#### Exercise requirements:
Write out all of the data without omission, exactly as shown.

#### Data to use:

==========

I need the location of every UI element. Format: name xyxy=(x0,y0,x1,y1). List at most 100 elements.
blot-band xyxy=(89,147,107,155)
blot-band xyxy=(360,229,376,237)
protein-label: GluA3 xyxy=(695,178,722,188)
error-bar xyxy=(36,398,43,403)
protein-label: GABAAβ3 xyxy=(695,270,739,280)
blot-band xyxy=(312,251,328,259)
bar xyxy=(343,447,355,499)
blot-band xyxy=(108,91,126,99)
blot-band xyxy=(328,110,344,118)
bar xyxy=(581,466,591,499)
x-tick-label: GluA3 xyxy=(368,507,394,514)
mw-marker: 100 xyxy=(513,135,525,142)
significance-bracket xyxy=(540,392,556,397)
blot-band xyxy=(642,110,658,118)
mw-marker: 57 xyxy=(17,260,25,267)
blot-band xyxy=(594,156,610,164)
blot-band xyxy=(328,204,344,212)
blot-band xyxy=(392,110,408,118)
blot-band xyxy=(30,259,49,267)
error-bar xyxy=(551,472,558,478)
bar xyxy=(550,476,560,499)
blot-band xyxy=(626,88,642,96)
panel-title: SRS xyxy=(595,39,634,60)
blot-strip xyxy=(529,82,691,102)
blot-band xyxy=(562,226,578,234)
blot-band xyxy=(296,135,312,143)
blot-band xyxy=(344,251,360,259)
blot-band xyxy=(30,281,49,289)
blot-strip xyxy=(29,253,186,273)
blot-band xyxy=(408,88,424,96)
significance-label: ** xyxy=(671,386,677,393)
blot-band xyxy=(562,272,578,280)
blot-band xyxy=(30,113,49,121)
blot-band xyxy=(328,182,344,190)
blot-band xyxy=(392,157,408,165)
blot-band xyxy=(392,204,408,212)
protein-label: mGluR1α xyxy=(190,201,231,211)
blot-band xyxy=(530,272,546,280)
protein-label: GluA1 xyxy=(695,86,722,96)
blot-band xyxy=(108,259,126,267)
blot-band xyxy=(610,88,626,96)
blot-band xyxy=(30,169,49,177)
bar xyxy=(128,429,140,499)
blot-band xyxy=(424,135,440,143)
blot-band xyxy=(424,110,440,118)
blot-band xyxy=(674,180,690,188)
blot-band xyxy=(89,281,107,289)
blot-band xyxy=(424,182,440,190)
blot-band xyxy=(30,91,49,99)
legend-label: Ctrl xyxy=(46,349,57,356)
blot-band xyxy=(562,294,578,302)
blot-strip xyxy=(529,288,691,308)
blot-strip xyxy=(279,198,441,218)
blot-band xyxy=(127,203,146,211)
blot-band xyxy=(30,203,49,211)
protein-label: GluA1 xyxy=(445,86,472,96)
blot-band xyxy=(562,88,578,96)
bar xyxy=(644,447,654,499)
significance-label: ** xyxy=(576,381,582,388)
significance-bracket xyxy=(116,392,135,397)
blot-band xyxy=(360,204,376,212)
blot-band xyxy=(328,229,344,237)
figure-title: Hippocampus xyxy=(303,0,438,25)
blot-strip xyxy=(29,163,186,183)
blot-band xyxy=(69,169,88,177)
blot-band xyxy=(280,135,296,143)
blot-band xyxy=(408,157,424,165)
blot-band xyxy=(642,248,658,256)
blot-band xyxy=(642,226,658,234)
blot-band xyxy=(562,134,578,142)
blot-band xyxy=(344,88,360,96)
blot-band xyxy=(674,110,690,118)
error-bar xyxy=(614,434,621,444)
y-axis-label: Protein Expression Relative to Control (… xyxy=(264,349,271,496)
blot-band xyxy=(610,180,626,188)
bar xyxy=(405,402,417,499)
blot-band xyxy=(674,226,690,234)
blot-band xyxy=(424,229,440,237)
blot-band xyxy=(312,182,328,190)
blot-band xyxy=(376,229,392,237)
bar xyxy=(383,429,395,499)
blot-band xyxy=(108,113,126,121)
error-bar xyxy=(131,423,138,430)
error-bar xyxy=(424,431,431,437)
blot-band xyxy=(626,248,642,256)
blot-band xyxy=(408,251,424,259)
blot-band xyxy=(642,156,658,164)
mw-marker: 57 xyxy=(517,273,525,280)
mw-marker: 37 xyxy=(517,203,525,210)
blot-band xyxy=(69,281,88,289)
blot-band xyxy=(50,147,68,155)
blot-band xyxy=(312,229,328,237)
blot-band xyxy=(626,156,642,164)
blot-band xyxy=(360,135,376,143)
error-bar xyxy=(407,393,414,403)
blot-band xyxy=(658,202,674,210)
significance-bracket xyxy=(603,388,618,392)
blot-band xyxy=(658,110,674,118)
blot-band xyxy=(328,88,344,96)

==========

#### Written reply:
I need the location of every UI element. Format: name xyxy=(x0,y0,x1,y1). List at most 100 elements.
blot-band xyxy=(89,147,107,155)
blot-band xyxy=(360,229,376,237)
protein-label: GluA3 xyxy=(695,178,722,188)
error-bar xyxy=(36,398,43,403)
protein-label: GABAAβ3 xyxy=(695,270,739,280)
blot-band xyxy=(312,251,328,259)
bar xyxy=(343,447,355,499)
blot-band xyxy=(108,91,126,99)
blot-band xyxy=(328,110,344,118)
bar xyxy=(581,466,591,499)
x-tick-label: GluA3 xyxy=(368,507,394,514)
mw-marker: 100 xyxy=(513,135,525,142)
significance-bracket xyxy=(540,392,556,397)
blot-band xyxy=(642,110,658,118)
mw-marker: 57 xyxy=(17,260,25,267)
blot-band xyxy=(594,156,610,164)
blot-band xyxy=(328,204,344,212)
blot-band xyxy=(392,110,408,118)
blot-band xyxy=(30,259,49,267)
error-bar xyxy=(551,472,558,478)
bar xyxy=(550,476,560,499)
blot-band xyxy=(626,88,642,96)
panel-title: SRS xyxy=(595,39,634,60)
blot-strip xyxy=(529,82,691,102)
blot-band xyxy=(562,226,578,234)
blot-band xyxy=(296,135,312,143)
blot-band xyxy=(344,251,360,259)
blot-band xyxy=(30,281,49,289)
blot-strip xyxy=(29,253,186,273)
blot-band xyxy=(408,88,424,96)
significance-label: ** xyxy=(671,386,677,393)
blot-band xyxy=(562,272,578,280)
blot-band xyxy=(30,113,49,121)
blot-band xyxy=(328,182,344,190)
blot-band xyxy=(392,157,408,165)
blot-band xyxy=(392,204,408,212)
protein-label: mGluR1α xyxy=(190,201,231,211)
blot-band xyxy=(530,272,546,280)
protein-label: GluA1 xyxy=(695,86,722,96)
blot-band xyxy=(108,259,126,267)
blot-band xyxy=(610,88,626,96)
blot-band xyxy=(30,169,49,177)
bar xyxy=(128,429,140,499)
blot-band xyxy=(424,135,440,143)
blot-band xyxy=(424,110,440,118)
blot-band xyxy=(674,180,690,188)
blot-band xyxy=(89,281,107,289)
blot-band xyxy=(424,182,440,190)
blot-band xyxy=(30,91,49,99)
legend-label: Ctrl xyxy=(46,349,57,356)
blot-band xyxy=(562,294,578,302)
blot-strip xyxy=(529,288,691,308)
blot-strip xyxy=(279,198,441,218)
blot-band xyxy=(127,203,146,211)
blot-band xyxy=(30,203,49,211)
protein-label: GluA1 xyxy=(445,86,472,96)
blot-band xyxy=(562,88,578,96)
bar xyxy=(644,447,654,499)
significance-label: ** xyxy=(576,381,582,388)
significance-bracket xyxy=(116,392,135,397)
blot-band xyxy=(360,204,376,212)
blot-band xyxy=(328,229,344,237)
figure-title: Hippocampus xyxy=(303,0,438,25)
blot-strip xyxy=(29,163,186,183)
blot-band xyxy=(69,169,88,177)
blot-band xyxy=(280,135,296,143)
blot-band xyxy=(408,157,424,165)
blot-band xyxy=(642,248,658,256)
blot-band xyxy=(642,226,658,234)
blot-band xyxy=(562,134,578,142)
blot-band xyxy=(344,88,360,96)
blot-band xyxy=(674,110,690,118)
error-bar xyxy=(614,434,621,444)
y-axis-label: Protein Expression Relative to Control (… xyxy=(264,349,271,496)
blot-band xyxy=(610,180,626,188)
bar xyxy=(405,402,417,499)
blot-band xyxy=(674,226,690,234)
blot-band xyxy=(424,229,440,237)
blot-band xyxy=(312,182,328,190)
blot-band xyxy=(376,229,392,237)
bar xyxy=(383,429,395,499)
blot-band xyxy=(108,113,126,121)
error-bar xyxy=(131,423,138,430)
error-bar xyxy=(424,431,431,437)
blot-band xyxy=(626,248,642,256)
blot-band xyxy=(408,251,424,259)
blot-band xyxy=(642,156,658,164)
mw-marker: 57 xyxy=(517,273,525,280)
mw-marker: 37 xyxy=(517,203,525,210)
blot-band xyxy=(69,281,88,289)
blot-band xyxy=(50,147,68,155)
blot-band xyxy=(312,229,328,237)
blot-band xyxy=(626,156,642,164)
blot-band xyxy=(360,135,376,143)
error-bar xyxy=(407,393,414,403)
blot-band xyxy=(658,202,674,210)
significance-bracket xyxy=(603,388,618,392)
blot-band xyxy=(658,110,674,118)
blot-band xyxy=(328,88,344,96)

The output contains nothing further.